---- RECORDS FOR PROCESSING

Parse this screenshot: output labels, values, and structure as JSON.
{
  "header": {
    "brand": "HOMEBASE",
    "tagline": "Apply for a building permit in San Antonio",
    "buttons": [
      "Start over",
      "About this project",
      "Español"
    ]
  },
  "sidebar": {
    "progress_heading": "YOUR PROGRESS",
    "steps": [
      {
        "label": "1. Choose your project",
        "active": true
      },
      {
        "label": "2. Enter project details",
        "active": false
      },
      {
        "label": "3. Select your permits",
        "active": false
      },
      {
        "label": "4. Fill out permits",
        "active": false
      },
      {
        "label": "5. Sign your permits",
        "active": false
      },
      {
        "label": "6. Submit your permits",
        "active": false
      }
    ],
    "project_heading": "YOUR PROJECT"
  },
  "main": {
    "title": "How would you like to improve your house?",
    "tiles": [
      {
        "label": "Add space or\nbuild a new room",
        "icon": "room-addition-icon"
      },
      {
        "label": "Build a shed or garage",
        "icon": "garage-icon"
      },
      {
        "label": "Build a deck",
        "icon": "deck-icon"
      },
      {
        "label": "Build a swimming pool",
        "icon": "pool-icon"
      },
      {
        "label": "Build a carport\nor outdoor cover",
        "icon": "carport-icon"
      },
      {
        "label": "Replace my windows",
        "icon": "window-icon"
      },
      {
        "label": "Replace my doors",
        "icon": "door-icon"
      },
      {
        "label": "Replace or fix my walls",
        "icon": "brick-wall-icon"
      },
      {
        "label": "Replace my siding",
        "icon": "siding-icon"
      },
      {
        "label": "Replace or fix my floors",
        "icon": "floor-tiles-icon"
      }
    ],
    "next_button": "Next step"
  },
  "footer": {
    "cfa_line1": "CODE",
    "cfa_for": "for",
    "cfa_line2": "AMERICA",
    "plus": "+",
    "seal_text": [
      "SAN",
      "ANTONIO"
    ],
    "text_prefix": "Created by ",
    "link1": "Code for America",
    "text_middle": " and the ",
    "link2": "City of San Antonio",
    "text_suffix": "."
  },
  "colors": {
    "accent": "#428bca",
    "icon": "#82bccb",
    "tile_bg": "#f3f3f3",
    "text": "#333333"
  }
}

--------

> AIM
Retype all of the data shown above, word for word.

> TASK RESULT
Parse this screenshot: output labels, values, and structure as JSON.
{
  "header": {
    "brand": "HOMEBASE",
    "tagline": "Apply for a building permit in San Antonio",
    "buttons": [
      "Start over",
      "About this project",
      "Español"
    ]
  },
  "sidebar": {
    "progress_heading": "YOUR PROGRESS",
    "steps": [
      {
        "label": "1. Choose your project",
        "active": true
      },
      {
        "label": "2. Enter project details",
        "active": false
      },
      {
        "label": "3. Select your permits",
        "active": false
      },
      {
        "label": "4. Fill out permits",
        "active": false
      },
      {
        "label": "5. Sign your permits",
        "active": false
      },
      {
        "label": "6. Submit your permits",
        "active": false
      }
    ],
    "project_heading": "YOUR PROJECT"
  },
  "main": {
    "title": "How would you like to improve your house?",
    "tiles": [
      {
        "label": "Add space or\nbuild a new room",
        "icon": "room-addition-icon"
      },
      {
        "label": "Build a shed or garage",
        "icon": "garage-icon"
      },
      {
        "label": "Build a deck",
        "icon": "deck-icon"
      },
      {
        "label": "Build a swimming pool",
        "icon": "pool-icon"
      },
      {
        "label": "Build a carport\nor outdoor cover",
        "icon": "carport-icon"
      },
      {
        "label": "Replace my windows",
        "icon": "window-icon"
      },
      {
        "label": "Replace my doors",
        "icon": "door-icon"
      },
      {
        "label": "Replace or fix my walls",
        "icon": "brick-wall-icon"
      },
      {
        "label": "Replace my siding",
        "icon": "siding-icon"
      },
      {
        "label": "Replace or fix my floors",
        "icon": "floor-tiles-icon"
      }
    ],
    "next_button": "Next step"
  },
  "footer": {
    "cfa_line1": "CODE",
    "cfa_for": "for",
    "cfa_line2": "AMERICA",
    "plus": "+",
    "seal_text": [
      "SAN",
      "ANTONIO"
    ],
    "text_prefix": "Created by ",
    "link1": "Code for America",
    "text_middle": " and the ",
    "link2": "City of San Antonio",
    "text_suffix": "."
  },
  "colors": {
    "accent": "#428bca",
    "icon": "#82bccb",
    "tile_bg": "#f3f3f3",
    "text": "#333333"
  }
}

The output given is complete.